------ SUPPLIED INFORMATION
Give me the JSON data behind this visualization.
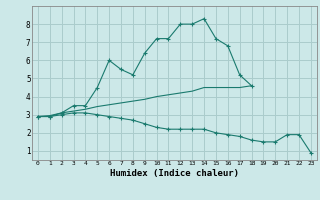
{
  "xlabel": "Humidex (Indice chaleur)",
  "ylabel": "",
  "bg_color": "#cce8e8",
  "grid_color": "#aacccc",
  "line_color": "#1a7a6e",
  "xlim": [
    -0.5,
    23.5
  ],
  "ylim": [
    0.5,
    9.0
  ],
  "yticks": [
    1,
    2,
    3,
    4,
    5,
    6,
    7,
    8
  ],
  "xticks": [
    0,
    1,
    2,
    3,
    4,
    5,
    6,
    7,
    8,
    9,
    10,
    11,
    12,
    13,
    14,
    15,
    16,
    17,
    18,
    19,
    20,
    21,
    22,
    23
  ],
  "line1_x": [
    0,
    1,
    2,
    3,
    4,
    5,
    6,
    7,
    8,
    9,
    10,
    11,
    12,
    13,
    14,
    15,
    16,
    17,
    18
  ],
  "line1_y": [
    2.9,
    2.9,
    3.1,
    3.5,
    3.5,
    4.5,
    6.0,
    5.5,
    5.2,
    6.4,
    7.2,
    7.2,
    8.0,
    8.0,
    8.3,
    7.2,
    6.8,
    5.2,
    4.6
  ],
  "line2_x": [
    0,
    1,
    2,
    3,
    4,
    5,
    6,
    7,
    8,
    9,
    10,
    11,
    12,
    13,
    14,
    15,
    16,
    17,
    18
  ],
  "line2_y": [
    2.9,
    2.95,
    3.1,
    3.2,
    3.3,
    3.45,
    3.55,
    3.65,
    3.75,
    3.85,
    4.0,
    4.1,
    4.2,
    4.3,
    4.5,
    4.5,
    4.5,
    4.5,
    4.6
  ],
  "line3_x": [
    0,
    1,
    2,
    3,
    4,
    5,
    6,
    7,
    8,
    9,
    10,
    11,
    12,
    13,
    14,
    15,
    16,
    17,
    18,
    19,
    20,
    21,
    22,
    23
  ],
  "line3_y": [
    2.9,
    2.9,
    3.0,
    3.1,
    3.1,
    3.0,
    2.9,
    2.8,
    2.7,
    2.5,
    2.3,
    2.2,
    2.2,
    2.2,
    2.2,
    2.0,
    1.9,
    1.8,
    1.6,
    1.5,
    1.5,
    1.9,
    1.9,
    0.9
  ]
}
------------
------ SUPPLIED INFORMATION
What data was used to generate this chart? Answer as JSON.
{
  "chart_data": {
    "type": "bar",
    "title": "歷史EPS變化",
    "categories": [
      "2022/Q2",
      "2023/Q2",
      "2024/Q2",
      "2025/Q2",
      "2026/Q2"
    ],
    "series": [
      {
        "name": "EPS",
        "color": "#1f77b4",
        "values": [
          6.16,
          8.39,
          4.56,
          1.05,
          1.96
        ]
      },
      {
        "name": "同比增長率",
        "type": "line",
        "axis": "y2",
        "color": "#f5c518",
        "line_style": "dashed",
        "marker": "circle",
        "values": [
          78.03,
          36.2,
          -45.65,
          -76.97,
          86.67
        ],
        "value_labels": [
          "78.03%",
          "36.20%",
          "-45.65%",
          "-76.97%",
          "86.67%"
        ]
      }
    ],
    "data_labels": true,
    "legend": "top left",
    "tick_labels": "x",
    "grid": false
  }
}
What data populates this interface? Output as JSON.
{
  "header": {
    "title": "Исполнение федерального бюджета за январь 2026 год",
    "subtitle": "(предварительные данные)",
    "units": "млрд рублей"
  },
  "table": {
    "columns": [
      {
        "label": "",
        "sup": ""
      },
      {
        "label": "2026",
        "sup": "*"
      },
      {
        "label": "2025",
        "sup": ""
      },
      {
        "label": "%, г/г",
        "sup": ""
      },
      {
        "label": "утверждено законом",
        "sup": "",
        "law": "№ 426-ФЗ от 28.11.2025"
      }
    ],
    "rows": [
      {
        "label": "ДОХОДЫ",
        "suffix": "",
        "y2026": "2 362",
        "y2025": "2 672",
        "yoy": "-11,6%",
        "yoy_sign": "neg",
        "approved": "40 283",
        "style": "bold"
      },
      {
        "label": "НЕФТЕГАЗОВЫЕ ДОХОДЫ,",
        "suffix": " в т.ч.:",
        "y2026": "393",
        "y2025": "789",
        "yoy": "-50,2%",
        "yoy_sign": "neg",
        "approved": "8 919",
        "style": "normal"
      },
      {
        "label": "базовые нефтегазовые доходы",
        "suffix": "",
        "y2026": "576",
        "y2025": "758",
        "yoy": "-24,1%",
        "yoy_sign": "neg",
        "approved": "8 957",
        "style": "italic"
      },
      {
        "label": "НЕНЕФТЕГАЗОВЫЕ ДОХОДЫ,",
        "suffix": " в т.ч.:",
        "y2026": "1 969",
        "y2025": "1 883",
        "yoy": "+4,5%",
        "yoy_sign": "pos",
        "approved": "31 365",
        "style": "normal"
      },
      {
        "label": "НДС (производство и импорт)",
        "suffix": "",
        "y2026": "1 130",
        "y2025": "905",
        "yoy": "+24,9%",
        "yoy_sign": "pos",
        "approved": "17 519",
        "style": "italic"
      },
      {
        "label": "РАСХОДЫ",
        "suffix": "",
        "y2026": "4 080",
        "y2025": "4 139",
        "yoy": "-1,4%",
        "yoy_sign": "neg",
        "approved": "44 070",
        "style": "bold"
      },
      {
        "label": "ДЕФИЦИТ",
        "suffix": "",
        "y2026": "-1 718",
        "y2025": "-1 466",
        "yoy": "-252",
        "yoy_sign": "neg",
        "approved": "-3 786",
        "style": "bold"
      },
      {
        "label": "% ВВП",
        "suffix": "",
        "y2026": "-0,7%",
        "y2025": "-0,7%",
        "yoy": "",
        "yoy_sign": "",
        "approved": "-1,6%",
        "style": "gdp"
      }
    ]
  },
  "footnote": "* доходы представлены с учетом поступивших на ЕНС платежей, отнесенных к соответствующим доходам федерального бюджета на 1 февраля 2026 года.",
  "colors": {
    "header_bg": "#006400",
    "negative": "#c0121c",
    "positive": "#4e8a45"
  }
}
------------
#### [DO THIS]
Gather and copy every line of the data in which the string "бюджета" is found.

#### [ANSWER FOR THIS EXERCISE]
    "title": "Исполнение федерального бюджета за январь 2026 год",
  "footnote": "* доходы представлены с учетом поступивших на ЕНС платежей, отнесенных к соответствующим доходам федерального бюджета на 1 февраля 2026 года.",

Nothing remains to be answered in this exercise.